• WHAT YOU SHOULD DO:
Could you write out every record below exactly, leaving out any pictures?

[Source records]
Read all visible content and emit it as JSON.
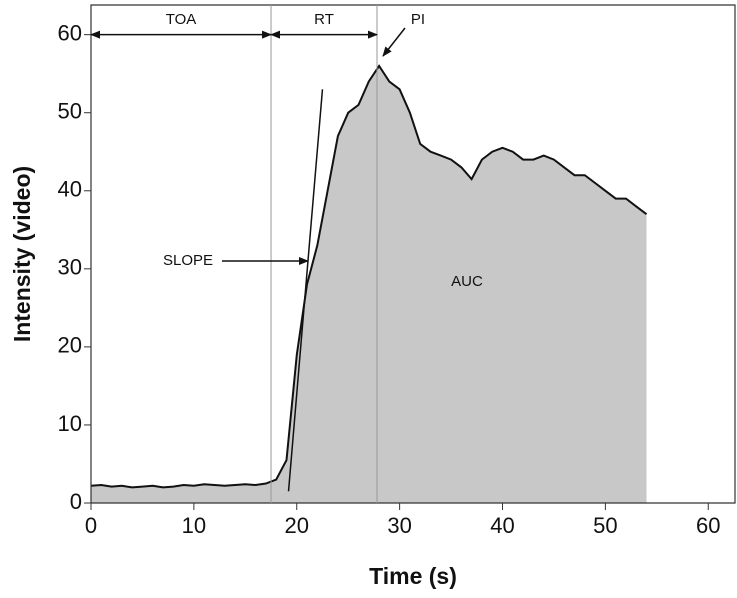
{
  "chart_data": {
    "type": "area",
    "xlabel": "Time (s)",
    "ylabel": "Intensity (video)",
    "x": [
      0,
      1,
      2,
      3,
      4,
      5,
      6,
      7,
      8,
      9,
      10,
      11,
      12,
      13,
      14,
      15,
      16,
      17,
      18,
      19,
      20,
      21,
      22,
      23,
      24,
      25,
      26,
      27,
      28,
      29,
      30,
      31,
      32,
      33,
      34,
      35,
      36,
      37,
      38,
      39,
      40,
      41,
      42,
      43,
      44,
      45,
      46,
      47,
      48,
      49,
      50,
      51,
      52,
      53,
      54
    ],
    "values": [
      2.2,
      2.3,
      2.1,
      2.2,
      2.0,
      2.1,
      2.2,
      2.0,
      2.1,
      2.3,
      2.2,
      2.4,
      2.3,
      2.2,
      2.3,
      2.4,
      2.3,
      2.5,
      3.0,
      5.5,
      19,
      28,
      33,
      40,
      47,
      50,
      51,
      54,
      56,
      54,
      53,
      50,
      46,
      45,
      44.5,
      44,
      43,
      41.5,
      44,
      45,
      45.5,
      45,
      44,
      44,
      44.5,
      44,
      43,
      42,
      42,
      41,
      40,
      39,
      39,
      38,
      37
    ],
    "color": "#c8c8c8",
    "line_color": "#111111",
    "xlim": [
      0,
      62.6
    ],
    "ylim": [
      0,
      63.8
    ],
    "xticks": [
      0,
      10,
      20,
      30,
      40,
      50,
      60
    ],
    "yticks": [
      0,
      10,
      20,
      30,
      40,
      50,
      60
    ],
    "annotations": [
      "TOA",
      "RT",
      "PI",
      "SLOPE",
      "AUC"
    ]
  }
}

• EXERCISE SOLUTION:
Read all visible content and emit it as JSON.
{
  "chart_data": {
    "type": "area",
    "xlabel": "Time (s)",
    "ylabel": "Intensity (video)",
    "x": [
      0,
      1,
      2,
      3,
      4,
      5,
      6,
      7,
      8,
      9,
      10,
      11,
      12,
      13,
      14,
      15,
      16,
      17,
      18,
      19,
      20,
      21,
      22,
      23,
      24,
      25,
      26,
      27,
      28,
      29,
      30,
      31,
      32,
      33,
      34,
      35,
      36,
      37,
      38,
      39,
      40,
      41,
      42,
      43,
      44,
      45,
      46,
      47,
      48,
      49,
      50,
      51,
      52,
      53,
      54
    ],
    "values": [
      2.2,
      2.3,
      2.1,
      2.2,
      2.0,
      2.1,
      2.2,
      2.0,
      2.1,
      2.3,
      2.2,
      2.4,
      2.3,
      2.2,
      2.3,
      2.4,
      2.3,
      2.5,
      3.0,
      5.5,
      19,
      28,
      33,
      40,
      47,
      50,
      51,
      54,
      56,
      54,
      53,
      50,
      46,
      45,
      44.5,
      44,
      43,
      41.5,
      44,
      45,
      45.5,
      45,
      44,
      44,
      44.5,
      44,
      43,
      42,
      42,
      41,
      40,
      39,
      39,
      38,
      37
    ],
    "color": "#c8c8c8",
    "line_color": "#111111",
    "xlim": [
      0,
      62.6
    ],
    "ylim": [
      0,
      63.8
    ],
    "xticks": [
      0,
      10,
      20,
      30,
      40,
      50,
      60
    ],
    "yticks": [
      0,
      10,
      20,
      30,
      40,
      50,
      60
    ],
    "annotations": [
      "TOA",
      "RT",
      "PI",
      "SLOPE",
      "AUC"
    ]
  }
}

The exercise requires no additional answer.